Goal:
Reproduce the material in full, unchanged.

Records for the exercise:
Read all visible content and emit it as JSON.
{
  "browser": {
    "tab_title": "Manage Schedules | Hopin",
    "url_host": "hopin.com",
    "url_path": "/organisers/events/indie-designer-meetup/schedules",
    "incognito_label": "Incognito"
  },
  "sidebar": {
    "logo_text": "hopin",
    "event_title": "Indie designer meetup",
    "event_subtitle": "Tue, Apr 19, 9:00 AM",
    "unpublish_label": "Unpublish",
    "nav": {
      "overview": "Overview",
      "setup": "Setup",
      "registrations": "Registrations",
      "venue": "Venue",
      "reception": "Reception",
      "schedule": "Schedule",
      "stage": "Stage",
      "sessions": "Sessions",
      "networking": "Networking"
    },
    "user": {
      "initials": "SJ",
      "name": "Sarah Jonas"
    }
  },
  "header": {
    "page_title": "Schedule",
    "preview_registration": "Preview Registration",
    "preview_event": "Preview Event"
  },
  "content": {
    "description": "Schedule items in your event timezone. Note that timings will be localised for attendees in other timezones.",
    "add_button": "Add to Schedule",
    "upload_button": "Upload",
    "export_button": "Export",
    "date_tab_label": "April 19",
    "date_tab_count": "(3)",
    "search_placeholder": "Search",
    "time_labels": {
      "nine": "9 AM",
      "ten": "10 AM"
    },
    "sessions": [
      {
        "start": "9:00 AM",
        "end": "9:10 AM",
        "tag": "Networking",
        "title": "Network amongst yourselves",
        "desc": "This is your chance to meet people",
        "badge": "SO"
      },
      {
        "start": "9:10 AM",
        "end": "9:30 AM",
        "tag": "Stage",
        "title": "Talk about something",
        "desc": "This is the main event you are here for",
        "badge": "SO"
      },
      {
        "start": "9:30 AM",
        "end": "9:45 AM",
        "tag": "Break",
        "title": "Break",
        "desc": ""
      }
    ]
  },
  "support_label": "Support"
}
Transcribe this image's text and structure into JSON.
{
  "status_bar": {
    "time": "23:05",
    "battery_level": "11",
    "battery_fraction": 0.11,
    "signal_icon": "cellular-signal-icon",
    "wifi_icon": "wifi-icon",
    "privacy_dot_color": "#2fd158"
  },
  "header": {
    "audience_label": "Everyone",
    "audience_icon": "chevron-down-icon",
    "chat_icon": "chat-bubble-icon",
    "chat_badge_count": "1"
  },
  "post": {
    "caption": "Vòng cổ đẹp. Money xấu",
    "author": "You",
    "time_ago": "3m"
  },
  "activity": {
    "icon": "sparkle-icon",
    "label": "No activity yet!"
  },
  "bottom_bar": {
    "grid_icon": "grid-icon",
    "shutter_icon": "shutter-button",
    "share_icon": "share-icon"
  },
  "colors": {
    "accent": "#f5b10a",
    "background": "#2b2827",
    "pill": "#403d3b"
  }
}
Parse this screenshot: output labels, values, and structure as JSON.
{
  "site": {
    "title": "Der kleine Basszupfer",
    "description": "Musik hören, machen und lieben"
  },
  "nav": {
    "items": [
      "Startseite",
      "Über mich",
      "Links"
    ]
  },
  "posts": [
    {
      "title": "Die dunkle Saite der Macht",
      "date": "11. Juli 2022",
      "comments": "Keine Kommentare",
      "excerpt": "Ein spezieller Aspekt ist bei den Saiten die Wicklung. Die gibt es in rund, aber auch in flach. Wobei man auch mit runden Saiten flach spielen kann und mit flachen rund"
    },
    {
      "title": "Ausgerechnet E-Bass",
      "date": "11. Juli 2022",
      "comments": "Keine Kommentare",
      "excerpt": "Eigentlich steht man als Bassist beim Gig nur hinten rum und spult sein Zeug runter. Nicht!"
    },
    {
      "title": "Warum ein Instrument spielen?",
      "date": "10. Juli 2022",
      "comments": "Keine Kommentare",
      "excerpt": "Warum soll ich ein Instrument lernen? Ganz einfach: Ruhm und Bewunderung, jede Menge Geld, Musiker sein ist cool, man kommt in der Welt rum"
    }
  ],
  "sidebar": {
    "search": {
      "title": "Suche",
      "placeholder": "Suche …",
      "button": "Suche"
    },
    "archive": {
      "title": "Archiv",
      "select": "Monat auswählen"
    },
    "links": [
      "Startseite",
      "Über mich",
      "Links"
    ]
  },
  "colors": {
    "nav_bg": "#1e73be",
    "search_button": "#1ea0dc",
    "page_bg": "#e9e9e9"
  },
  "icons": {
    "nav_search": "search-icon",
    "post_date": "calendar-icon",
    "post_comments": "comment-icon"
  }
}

Completed task:
Read all visible content and emit it as JSON.
{
  "browser": {
    "tab_title": "Manage Schedules | Hopin",
    "url_host": "hopin.com",
    "url_path": "/organisers/events/indie-designer-meetup/schedules",
    "incognito_label": "Incognito"
  },
  "sidebar": {
    "logo_text": "hopin",
    "event_title": "Indie designer meetup",
    "event_subtitle": "Tue, Apr 19, 9:00 AM",
    "unpublish_label": "Unpublish",
    "nav": {
      "overview": "Overview",
      "setup": "Setup",
      "registrations": "Registrations",
      "venue": "Venue",
      "reception": "Reception",
      "schedule": "Schedule",
      "stage": "Stage",
      "sessions": "Sessions",
      "networking": "Networking"
    },
    "user": {
      "initials": "SJ",
      "name": "Sarah Jonas"
    }
  },
  "header": {
    "page_title": "Schedule",
    "preview_registration": "Preview Registration",
    "preview_event": "Preview Event"
  },
  "content": {
    "description": "Schedule items in your event timezone. Note that timings will be localised for attendees in other timezones.",
    "add_button": "Add to Schedule",
    "upload_button": "Upload",
    "export_button": "Export",
    "date_tab_label": "April 19",
    "date_tab_count": "(3)",
    "search_placeholder": "Search",
    "time_labels": {
      "nine": "9 AM",
      "ten": "10 AM"
    },
    "sessions": [
      {
        "start": "9:00 AM",
        "end": "9:10 AM",
        "tag": "Networking",
        "title": "Network amongst yourselves",
        "desc": "This is your chance to meet people",
        "badge": "SO"
      },
      {
        "start": "9:10 AM",
        "end": "9:30 AM",
        "tag": "Stage",
        "title": "Talk about something",
        "desc": "This is the main event you are here for",
        "badge": "SO"
      },
      {
        "start": "9:30 AM",
        "end": "9:45 AM",
        "tag": "Break",
        "title": "Break",
        "desc": ""
      }
    ]
  },
  "support_label": "Support"
}
Transcribe this image's text and structure into JSON.
{
  "status_bar": {
    "time": "23:05",
    "battery_level": "11",
    "battery_fraction": 0.11,
    "signal_icon": "cellular-signal-icon",
    "wifi_icon": "wifi-icon",
    "privacy_dot_color": "#2fd158"
  },
  "header": {
    "audience_label": "Everyone",
    "audience_icon": "chevron-down-icon",
    "chat_icon": "chat-bubble-icon",
    "chat_badge_count": "1"
  },
  "post": {
    "caption": "Vòng cổ đẹp. Money xấu",
    "author": "You",
    "time_ago": "3m"
  },
  "activity": {
    "icon": "sparkle-icon",
    "label": "No activity yet!"
  },
  "bottom_bar": {
    "grid_icon": "grid-icon",
    "shutter_icon": "shutter-button",
    "share_icon": "share-icon"
  },
  "colors": {
    "accent": "#f5b10a",
    "background": "#2b2827",
    "pill": "#403d3b"
  }
}
Parse this screenshot: output labels, values, and structure as JSON.
{
  "site": {
    "title": "Der kleine Basszupfer",
    "description": "Musik hören, machen und lieben"
  },
  "nav": {
    "items": [
      "Startseite",
      "Über mich",
      "Links"
    ]
  },
  "posts": [
    {
      "title": "Die dunkle Saite der Macht",
      "date": "11. Juli 2022",
      "comments": "Keine Kommentare",
      "excerpt": "Ein spezieller Aspekt ist bei den Saiten die Wicklung. Die gibt es in rund, aber auch in flach. Wobei man auch mit runden Saiten flach spielen kann und mit flachen rund"
    },
    {
      "title": "Ausgerechnet E-Bass",
      "date": "11. Juli 2022",
      "comments": "Keine Kommentare",
      "excerpt": "Eigentlich steht man als Bassist beim Gig nur hinten rum und spult sein Zeug runter. Nicht!"
    },
    {
      "title": "Warum ein Instrument spielen?",
      "date": "10. Juli 2022",
      "comments": "Keine Kommentare",
      "excerpt": "Warum soll ich ein Instrument lernen? Ganz einfach: Ruhm und Bewunderung, jede Menge Geld, Musiker sein ist cool, man kommt in der Welt rum"
    }
  ],
  "sidebar": {
    "search": {
      "title": "Suche",
      "placeholder": "Suche …",
      "button": "Suche"
    },
    "archive": {
      "title": "Archiv",
      "select": "Monat auswählen"
    },
    "links": [
      "Startseite",
      "Über mich",
      "Links"
    ]
  },
  "colors": {
    "nav_bg": "#1e73be",
    "search_button": "#1ea0dc",
    "page_bg": "#e9e9e9"
  },
  "icons": {
    "nav_search": "search-icon",
    "post_date": "calendar-icon",
    "post_comments": "comment-icon"
  }
}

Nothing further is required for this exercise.